-- Problem requirements --
Would you return the complete listing below word for word?

Stored data entries:
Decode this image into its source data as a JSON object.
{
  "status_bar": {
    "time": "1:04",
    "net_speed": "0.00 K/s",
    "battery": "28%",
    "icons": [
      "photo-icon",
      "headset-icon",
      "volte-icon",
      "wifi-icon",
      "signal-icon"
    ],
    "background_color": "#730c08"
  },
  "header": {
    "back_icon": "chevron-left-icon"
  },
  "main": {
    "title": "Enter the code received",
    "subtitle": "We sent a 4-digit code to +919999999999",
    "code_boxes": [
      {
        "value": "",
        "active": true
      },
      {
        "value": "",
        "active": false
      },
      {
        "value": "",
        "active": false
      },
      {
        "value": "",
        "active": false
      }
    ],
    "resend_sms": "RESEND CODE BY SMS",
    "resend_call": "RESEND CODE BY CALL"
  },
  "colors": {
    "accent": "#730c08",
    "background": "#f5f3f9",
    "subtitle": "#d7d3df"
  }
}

-- Solution to this task --
Decode this image into its source data as a JSON object.
{
  "status_bar": {
    "time": "1:04",
    "net_speed": "0.00 K/s",
    "battery": "28%",
    "icons": [
      "photo-icon",
      "headset-icon",
      "volte-icon",
      "wifi-icon",
      "signal-icon"
    ],
    "background_color": "#730c08"
  },
  "header": {
    "back_icon": "chevron-left-icon"
  },
  "main": {
    "title": "Enter the code received",
    "subtitle": "We sent a 4-digit code to +919999999999",
    "code_boxes": [
      {
        "value": "",
        "active": true
      },
      {
        "value": "",
        "active": false
      },
      {
        "value": "",
        "active": false
      },
      {
        "value": "",
        "active": false
      }
    ],
    "resend_sms": "RESEND CODE BY SMS",
    "resend_call": "RESEND CODE BY CALL"
  },
  "colors": {
    "accent": "#730c08",
    "background": "#f5f3f9",
    "subtitle": "#d7d3df"
  }
}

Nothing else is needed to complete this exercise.